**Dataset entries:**
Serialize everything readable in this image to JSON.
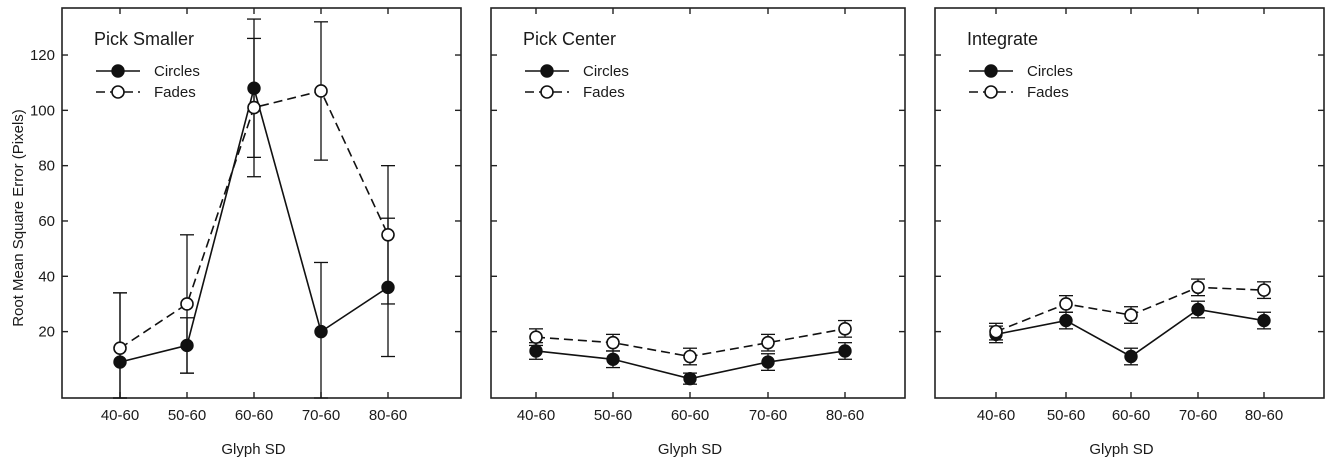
{
  "figure": {
    "ylabel": "Root Mean Square Error (Pixels)"
  },
  "chart_data": [
    {
      "type": "line",
      "title": "Pick Smaller",
      "xlabel": "Glyph SD",
      "ylabel": "Root Mean Square Error (Pixels)",
      "categories": [
        "40-60",
        "50-60",
        "60-60",
        "70-60",
        "80-60"
      ],
      "ylim": [
        -4,
        137
      ],
      "yticks": [
        20,
        40,
        60,
        80,
        100,
        120
      ],
      "grid": false,
      "legend": "top-left",
      "series": [
        {
          "name": "Circles",
          "marker": "filled",
          "line": "solid",
          "values": [
            9,
            15,
            108,
            20,
            36
          ],
          "errors": [
            25,
            10,
            25,
            25,
            25
          ]
        },
        {
          "name": "Fades",
          "marker": "open",
          "line": "dashed",
          "values": [
            14,
            30,
            101,
            107,
            55
          ],
          "errors": [
            20,
            25,
            25,
            25,
            25
          ]
        }
      ]
    },
    {
      "type": "line",
      "title": "Pick Center",
      "xlabel": "Glyph SD",
      "ylabel": "",
      "categories": [
        "40-60",
        "50-60",
        "60-60",
        "70-60",
        "80-60"
      ],
      "ylim": [
        -4,
        137
      ],
      "yticks": [
        20,
        40,
        60,
        80,
        100,
        120
      ],
      "grid": false,
      "legend": "top-left",
      "series": [
        {
          "name": "Circles",
          "marker": "filled",
          "line": "solid",
          "values": [
            13,
            10,
            3,
            9,
            13
          ],
          "errors": [
            3,
            3,
            2,
            3,
            3
          ]
        },
        {
          "name": "Fades",
          "marker": "open",
          "line": "dashed",
          "values": [
            18,
            16,
            11,
            16,
            21
          ],
          "errors": [
            3,
            3,
            3,
            3,
            3
          ]
        }
      ]
    },
    {
      "type": "line",
      "title": "Integrate",
      "xlabel": "Glyph SD",
      "ylabel": "",
      "categories": [
        "40-60",
        "50-60",
        "60-60",
        "70-60",
        "80-60"
      ],
      "ylim": [
        -4,
        137
      ],
      "yticks": [
        20,
        40,
        60,
        80,
        100,
        120
      ],
      "grid": false,
      "legend": "top-left",
      "series": [
        {
          "name": "Circles",
          "marker": "filled",
          "line": "solid",
          "values": [
            19,
            24,
            11,
            28,
            24
          ],
          "errors": [
            3,
            3,
            3,
            3,
            3
          ]
        },
        {
          "name": "Fades",
          "marker": "open",
          "line": "dashed",
          "values": [
            20,
            30,
            26,
            36,
            35
          ],
          "errors": [
            3,
            3,
            3,
            3,
            3
          ]
        }
      ]
    }
  ]
}
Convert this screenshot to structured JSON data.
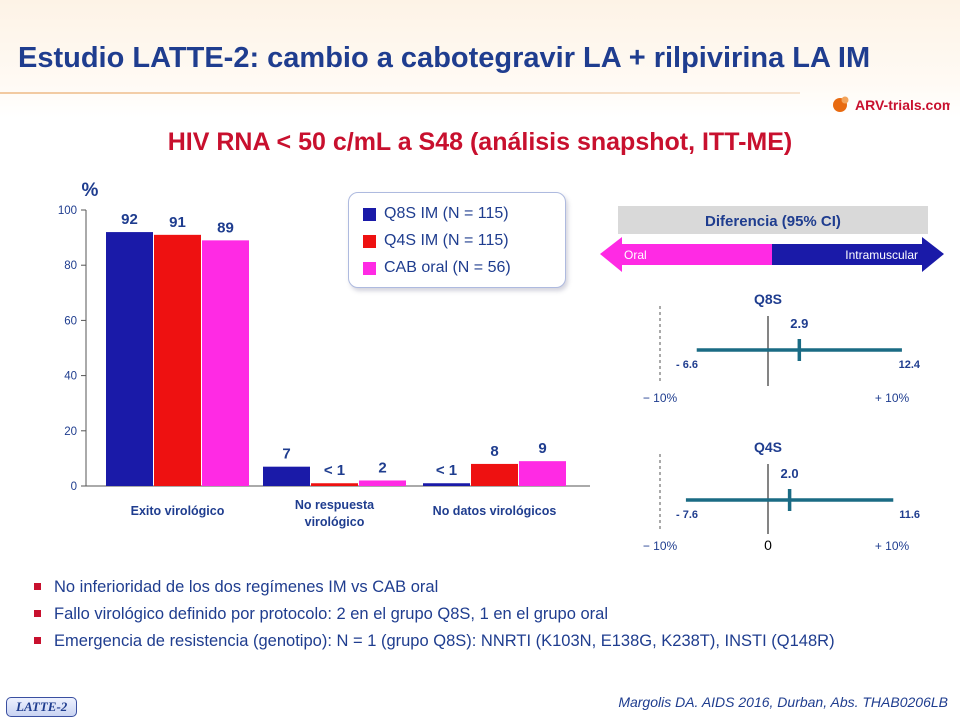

**Problem:**
Transcribe the material as is, with images omitted.

**Response to the task:**
Serialize everything readable in this image to JSON.
{
  "figure": {
    "ylabel": "Root Mean Square Error (Pixels)"
  },
  "chart_data": [
    {
      "type": "line",
      "title": "Pick Smaller",
      "xlabel": "Glyph SD",
      "ylabel": "Root Mean Square Error (Pixels)",
      "categories": [
        "40-60",
        "50-60",
        "60-60",
        "70-60",
        "80-60"
      ],
      "ylim": [
        -4,
        137
      ],
      "yticks": [
        20,
        40,
        60,
        80,
        100,
        120
      ],
      "grid": false,
      "legend": "top-left",
      "series": [
        {
          "name": "Circles",
          "marker": "filled",
          "line": "solid",
          "values": [
            9,
            15,
            108,
            20,
            36
          ],
          "errors": [
            25,
            10,
            25,
            25,
            25
          ]
        },
        {
          "name": "Fades",
          "marker": "open",
          "line": "dashed",
          "values": [
            14,
            30,
            101,
            107,
            55
          ],
          "errors": [
            20,
            25,
            25,
            25,
            25
          ]
        }
      ]
    },
    {
      "type": "line",
      "title": "Pick Center",
      "xlabel": "Glyph SD",
      "ylabel": "",
      "categories": [
        "40-60",
        "50-60",
        "60-60",
        "70-60",
        "80-60"
      ],
      "ylim": [
        -4,
        137
      ],
      "yticks": [
        20,
        40,
        60,
        80,
        100,
        120
      ],
      "grid": false,
      "legend": "top-left",
      "series": [
        {
          "name": "Circles",
          "marker": "filled",
          "line": "solid",
          "values": [
            13,
            10,
            3,
            9,
            13
          ],
          "errors": [
            3,
            3,
            2,
            3,
            3
          ]
        },
        {
          "name": "Fades",
          "marker": "open",
          "line": "dashed",
          "values": [
            18,
            16,
            11,
            16,
            21
          ],
          "errors": [
            3,
            3,
            3,
            3,
            3
          ]
        }
      ]
    },
    {
      "type": "line",
      "title": "Integrate",
      "xlabel": "Glyph SD",
      "ylabel": "",
      "categories": [
        "40-60",
        "50-60",
        "60-60",
        "70-60",
        "80-60"
      ],
      "ylim": [
        -4,
        137
      ],
      "yticks": [
        20,
        40,
        60,
        80,
        100,
        120
      ],
      "grid": false,
      "legend": "top-left",
      "series": [
        {
          "name": "Circles",
          "marker": "filled",
          "line": "solid",
          "values": [
            19,
            24,
            11,
            28,
            24
          ],
          "errors": [
            3,
            3,
            3,
            3,
            3
          ]
        },
        {
          "name": "Fades",
          "marker": "open",
          "line": "dashed",
          "values": [
            20,
            30,
            26,
            36,
            35
          ],
          "errors": [
            3,
            3,
            3,
            3,
            3
          ]
        }
      ]
    }
  ]
}
Convert this screenshot to structured JSON data.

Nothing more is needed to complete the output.